### Records shown
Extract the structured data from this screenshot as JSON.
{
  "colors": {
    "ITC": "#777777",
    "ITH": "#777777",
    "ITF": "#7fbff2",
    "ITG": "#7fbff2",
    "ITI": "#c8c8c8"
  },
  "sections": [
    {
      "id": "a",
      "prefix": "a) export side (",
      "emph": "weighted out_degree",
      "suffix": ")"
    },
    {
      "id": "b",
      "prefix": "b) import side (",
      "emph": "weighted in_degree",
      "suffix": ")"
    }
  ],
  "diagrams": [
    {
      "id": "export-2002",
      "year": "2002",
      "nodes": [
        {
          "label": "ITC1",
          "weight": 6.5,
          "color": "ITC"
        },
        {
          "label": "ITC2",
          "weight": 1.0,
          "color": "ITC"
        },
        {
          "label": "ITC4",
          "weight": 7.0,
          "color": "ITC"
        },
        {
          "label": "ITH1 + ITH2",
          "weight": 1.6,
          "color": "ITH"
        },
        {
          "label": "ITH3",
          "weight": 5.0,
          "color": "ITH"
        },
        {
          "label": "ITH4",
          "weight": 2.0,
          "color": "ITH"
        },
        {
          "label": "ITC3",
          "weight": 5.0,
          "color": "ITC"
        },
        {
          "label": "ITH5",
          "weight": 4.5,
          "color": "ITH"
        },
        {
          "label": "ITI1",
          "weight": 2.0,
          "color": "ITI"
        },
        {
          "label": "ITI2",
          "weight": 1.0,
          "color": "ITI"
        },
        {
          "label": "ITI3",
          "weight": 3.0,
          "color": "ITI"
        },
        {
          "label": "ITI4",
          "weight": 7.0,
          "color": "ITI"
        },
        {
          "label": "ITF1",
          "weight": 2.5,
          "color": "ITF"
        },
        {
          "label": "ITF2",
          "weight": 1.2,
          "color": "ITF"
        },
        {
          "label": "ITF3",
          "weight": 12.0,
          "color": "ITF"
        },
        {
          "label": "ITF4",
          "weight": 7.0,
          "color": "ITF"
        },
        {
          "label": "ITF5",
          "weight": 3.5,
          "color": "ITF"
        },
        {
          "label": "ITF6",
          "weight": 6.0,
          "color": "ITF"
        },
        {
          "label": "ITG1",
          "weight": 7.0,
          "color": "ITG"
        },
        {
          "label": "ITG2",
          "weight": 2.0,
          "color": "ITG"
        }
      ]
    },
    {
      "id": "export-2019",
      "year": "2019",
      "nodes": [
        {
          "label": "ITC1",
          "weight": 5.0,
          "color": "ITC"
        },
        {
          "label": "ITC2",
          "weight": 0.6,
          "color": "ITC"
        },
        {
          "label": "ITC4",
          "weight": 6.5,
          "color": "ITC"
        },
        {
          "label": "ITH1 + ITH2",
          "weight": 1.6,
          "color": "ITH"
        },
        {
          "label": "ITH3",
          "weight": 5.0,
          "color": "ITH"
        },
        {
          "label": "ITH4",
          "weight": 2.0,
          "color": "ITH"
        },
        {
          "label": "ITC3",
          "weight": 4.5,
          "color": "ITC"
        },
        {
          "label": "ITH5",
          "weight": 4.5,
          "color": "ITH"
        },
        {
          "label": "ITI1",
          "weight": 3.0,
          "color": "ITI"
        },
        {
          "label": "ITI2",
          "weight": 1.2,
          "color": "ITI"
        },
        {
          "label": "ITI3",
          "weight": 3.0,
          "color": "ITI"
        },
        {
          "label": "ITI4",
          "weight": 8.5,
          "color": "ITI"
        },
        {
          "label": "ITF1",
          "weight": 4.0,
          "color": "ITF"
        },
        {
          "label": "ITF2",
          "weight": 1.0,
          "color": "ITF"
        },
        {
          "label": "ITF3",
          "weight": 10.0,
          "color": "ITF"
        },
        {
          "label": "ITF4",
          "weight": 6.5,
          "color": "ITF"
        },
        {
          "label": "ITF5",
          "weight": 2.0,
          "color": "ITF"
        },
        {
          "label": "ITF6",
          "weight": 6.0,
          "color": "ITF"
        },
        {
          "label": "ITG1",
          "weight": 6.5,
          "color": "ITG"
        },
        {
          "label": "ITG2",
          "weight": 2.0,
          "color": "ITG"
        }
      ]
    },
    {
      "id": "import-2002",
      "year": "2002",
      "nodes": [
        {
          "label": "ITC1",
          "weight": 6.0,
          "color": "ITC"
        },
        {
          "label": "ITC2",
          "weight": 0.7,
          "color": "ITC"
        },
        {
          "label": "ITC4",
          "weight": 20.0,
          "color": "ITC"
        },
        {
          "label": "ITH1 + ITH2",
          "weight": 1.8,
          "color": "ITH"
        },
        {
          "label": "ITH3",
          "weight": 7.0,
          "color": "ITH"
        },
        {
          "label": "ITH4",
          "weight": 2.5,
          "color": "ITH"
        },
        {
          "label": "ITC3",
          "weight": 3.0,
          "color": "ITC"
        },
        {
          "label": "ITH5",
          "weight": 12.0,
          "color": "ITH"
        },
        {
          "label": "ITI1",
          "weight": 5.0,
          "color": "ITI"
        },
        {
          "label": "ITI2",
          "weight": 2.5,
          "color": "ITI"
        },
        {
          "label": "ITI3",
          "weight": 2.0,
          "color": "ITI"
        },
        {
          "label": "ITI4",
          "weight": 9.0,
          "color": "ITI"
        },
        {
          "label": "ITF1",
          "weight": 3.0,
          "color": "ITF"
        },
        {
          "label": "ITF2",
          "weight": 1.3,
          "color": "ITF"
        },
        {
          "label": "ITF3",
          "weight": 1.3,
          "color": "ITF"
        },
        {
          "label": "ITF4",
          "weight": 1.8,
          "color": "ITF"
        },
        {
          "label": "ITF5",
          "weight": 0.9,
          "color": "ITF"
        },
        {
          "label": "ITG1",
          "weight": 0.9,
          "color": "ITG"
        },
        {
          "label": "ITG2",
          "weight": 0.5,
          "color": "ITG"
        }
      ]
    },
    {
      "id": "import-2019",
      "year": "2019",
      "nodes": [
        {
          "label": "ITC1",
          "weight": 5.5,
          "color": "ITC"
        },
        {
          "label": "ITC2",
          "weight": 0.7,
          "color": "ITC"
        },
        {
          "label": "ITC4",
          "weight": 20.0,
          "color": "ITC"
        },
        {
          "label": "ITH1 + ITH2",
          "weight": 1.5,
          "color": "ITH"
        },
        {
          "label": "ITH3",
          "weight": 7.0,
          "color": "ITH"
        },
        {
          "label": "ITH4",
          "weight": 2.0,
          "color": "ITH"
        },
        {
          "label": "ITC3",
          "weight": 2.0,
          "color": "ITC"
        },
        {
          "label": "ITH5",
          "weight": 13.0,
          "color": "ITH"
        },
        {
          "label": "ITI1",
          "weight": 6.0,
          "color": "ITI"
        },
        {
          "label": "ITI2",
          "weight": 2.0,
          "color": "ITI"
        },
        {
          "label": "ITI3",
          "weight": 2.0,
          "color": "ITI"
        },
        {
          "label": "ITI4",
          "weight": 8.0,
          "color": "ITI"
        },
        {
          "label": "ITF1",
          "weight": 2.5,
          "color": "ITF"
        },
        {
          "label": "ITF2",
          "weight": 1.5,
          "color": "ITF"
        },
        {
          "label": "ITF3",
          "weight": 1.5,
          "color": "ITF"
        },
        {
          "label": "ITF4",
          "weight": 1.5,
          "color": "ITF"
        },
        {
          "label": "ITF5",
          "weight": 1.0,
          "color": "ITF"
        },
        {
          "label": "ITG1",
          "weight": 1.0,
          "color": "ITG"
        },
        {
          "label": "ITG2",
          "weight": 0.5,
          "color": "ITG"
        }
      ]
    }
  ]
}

### The problem
Would you give the material above again, complete and exact?

### Solution to this task
Extract the structured data from this screenshot as JSON.
{
  "colors": {
    "ITC": "#777777",
    "ITH": "#777777",
    "ITF": "#7fbff2",
    "ITG": "#7fbff2",
    "ITI": "#c8c8c8"
  },
  "sections": [
    {
      "id": "a",
      "prefix": "a) export side (",
      "emph": "weighted out_degree",
      "suffix": ")"
    },
    {
      "id": "b",
      "prefix": "b) import side (",
      "emph": "weighted in_degree",
      "suffix": ")"
    }
  ],
  "diagrams": [
    {
      "id": "export-2002",
      "year": "2002",
      "nodes": [
        {
          "label": "ITC1",
          "weight": 6.5,
          "color": "ITC"
        },
        {
          "label": "ITC2",
          "weight": 1.0,
          "color": "ITC"
        },
        {
          "label": "ITC4",
          "weight": 7.0,
          "color": "ITC"
        },
        {
          "label": "ITH1 + ITH2",
          "weight": 1.6,
          "color": "ITH"
        },
        {
          "label": "ITH3",
          "weight": 5.0,
          "color": "ITH"
        },
        {
          "label": "ITH4",
          "weight": 2.0,
          "color": "ITH"
        },
        {
          "label": "ITC3",
          "weight": 5.0,
          "color": "ITC"
        },
        {
          "label": "ITH5",
          "weight": 4.5,
          "color": "ITH"
        },
        {
          "label": "ITI1",
          "weight": 2.0,
          "color": "ITI"
        },
        {
          "label": "ITI2",
          "weight": 1.0,
          "color": "ITI"
        },
        {
          "label": "ITI3",
          "weight": 3.0,
          "color": "ITI"
        },
        {
          "label": "ITI4",
          "weight": 7.0,
          "color": "ITI"
        },
        {
          "label": "ITF1",
          "weight": 2.5,
          "color": "ITF"
        },
        {
          "label": "ITF2",
          "weight": 1.2,
          "color": "ITF"
        },
        {
          "label": "ITF3",
          "weight": 12.0,
          "color": "ITF"
        },
        {
          "label": "ITF4",
          "weight": 7.0,
          "color": "ITF"
        },
        {
          "label": "ITF5",
          "weight": 3.5,
          "color": "ITF"
        },
        {
          "label": "ITF6",
          "weight": 6.0,
          "color": "ITF"
        },
        {
          "label": "ITG1",
          "weight": 7.0,
          "color": "ITG"
        },
        {
          "label": "ITG2",
          "weight": 2.0,
          "color": "ITG"
        }
      ]
    },
    {
      "id": "export-2019",
      "year": "2019",
      "nodes": [
        {
          "label": "ITC1",
          "weight": 5.0,
          "color": "ITC"
        },
        {
          "label": "ITC2",
          "weight": 0.6,
          "color": "ITC"
        },
        {
          "label": "ITC4",
          "weight": 6.5,
          "color": "ITC"
        },
        {
          "label": "ITH1 + ITH2",
          "weight": 1.6,
          "color": "ITH"
        },
        {
          "label": "ITH3",
          "weight": 5.0,
          "color": "ITH"
        },
        {
          "label": "ITH4",
          "weight": 2.0,
          "color": "ITH"
        },
        {
          "label": "ITC3",
          "weight": 4.5,
          "color": "ITC"
        },
        {
          "label": "ITH5",
          "weight": 4.5,
          "color": "ITH"
        },
        {
          "label": "ITI1",
          "weight": 3.0,
          "color": "ITI"
        },
        {
          "label": "ITI2",
          "weight": 1.2,
          "color": "ITI"
        },
        {
          "label": "ITI3",
          "weight": 3.0,
          "color": "ITI"
        },
        {
          "label": "ITI4",
          "weight": 8.5,
          "color": "ITI"
        },
        {
          "label": "ITF1",
          "weight": 4.0,
          "color": "ITF"
        },
        {
          "label": "ITF2",
          "weight": 1.0,
          "color": "ITF"
        },
        {
          "label": "ITF3",
          "weight": 10.0,
          "color": "ITF"
        },
        {
          "label": "ITF4",
          "weight": 6.5,
          "color": "ITF"
        },
        {
          "label": "ITF5",
          "weight": 2.0,
          "color": "ITF"
        },
        {
          "label": "ITF6",
          "weight": 6.0,
          "color": "ITF"
        },
        {
          "label": "ITG1",
          "weight": 6.5,
          "color": "ITG"
        },
        {
          "label": "ITG2",
          "weight": 2.0,
          "color": "ITG"
        }
      ]
    },
    {
      "id": "import-2002",
      "year": "2002",
      "nodes": [
        {
          "label": "ITC1",
          "weight": 6.0,
          "color": "ITC"
        },
        {
          "label": "ITC2",
          "weight": 0.7,
          "color": "ITC"
        },
        {
          "label": "ITC4",
          "weight": 20.0,
          "color": "ITC"
        },
        {
          "label": "ITH1 + ITH2",
          "weight": 1.8,
          "color": "ITH"
        },
        {
          "label": "ITH3",
          "weight": 7.0,
          "color": "ITH"
        },
        {
          "label": "ITH4",
          "weight": 2.5,
          "color": "ITH"
        },
        {
          "label": "ITC3",
          "weight": 3.0,
          "color": "ITC"
        },
        {
          "label": "ITH5",
          "weight": 12.0,
          "color": "ITH"
        },
        {
          "label": "ITI1",
          "weight": 5.0,
          "color": "ITI"
        },
        {
          "label": "ITI2",
          "weight": 2.5,
          "color": "ITI"
        },
        {
          "label": "ITI3",
          "weight": 2.0,
          "color": "ITI"
        },
        {
          "label": "ITI4",
          "weight": 9.0,
          "color": "ITI"
        },
        {
          "label": "ITF1",
          "weight": 3.0,
          "color": "ITF"
        },
        {
          "label": "ITF2",
          "weight": 1.3,
          "color": "ITF"
        },
        {
          "label": "ITF3",
          "weight": 1.3,
          "color": "ITF"
        },
        {
          "label": "ITF4",
          "weight": 1.8,
          "color": "ITF"
        },
        {
          "label": "ITF5",
          "weight": 0.9,
          "color": "ITF"
        },
        {
          "label": "ITG1",
          "weight": 0.9,
          "color": "ITG"
        },
        {
          "label": "ITG2",
          "weight": 0.5,
          "color": "ITG"
        }
      ]
    },
    {
      "id": "import-2019",
      "year": "2019",
      "nodes": [
        {
          "label": "ITC1",
          "weight": 5.5,
          "color": "ITC"
        },
        {
          "label": "ITC2",
          "weight": 0.7,
          "color": "ITC"
        },
        {
          "label": "ITC4",
          "weight": 20.0,
          "color": "ITC"
        },
        {
          "label": "ITH1 + ITH2",
          "weight": 1.5,
          "color": "ITH"
        },
        {
          "label": "ITH3",
          "weight": 7.0,
          "color": "ITH"
        },
        {
          "label": "ITH4",
          "weight": 2.0,
          "color": "ITH"
        },
        {
          "label": "ITC3",
          "weight": 2.0,
          "color": "ITC"
        },
        {
          "label": "ITH5",
          "weight": 13.0,
          "color": "ITH"
        },
        {
          "label": "ITI1",
          "weight": 6.0,
          "color": "ITI"
        },
        {
          "label": "ITI2",
          "weight": 2.0,
          "color": "ITI"
        },
        {
          "label": "ITI3",
          "weight": 2.0,
          "color": "ITI"
        },
        {
          "label": "ITI4",
          "weight": 8.0,
          "color": "ITI"
        },
        {
          "label": "ITF1",
          "weight": 2.5,
          "color": "ITF"
        },
        {
          "label": "ITF2",
          "weight": 1.5,
          "color": "ITF"
        },
        {
          "label": "ITF3",
          "weight": 1.5,
          "color": "ITF"
        },
        {
          "label": "ITF4",
          "weight": 1.5,
          "color": "ITF"
        },
        {
          "label": "ITF5",
          "weight": 1.0,
          "color": "ITF"
        },
        {
          "label": "ITG1",
          "weight": 1.0,
          "color": "ITG"
        },
        {
          "label": "ITG2",
          "weight": 0.5,
          "color": "ITG"
        }
      ]
    }
  ]
}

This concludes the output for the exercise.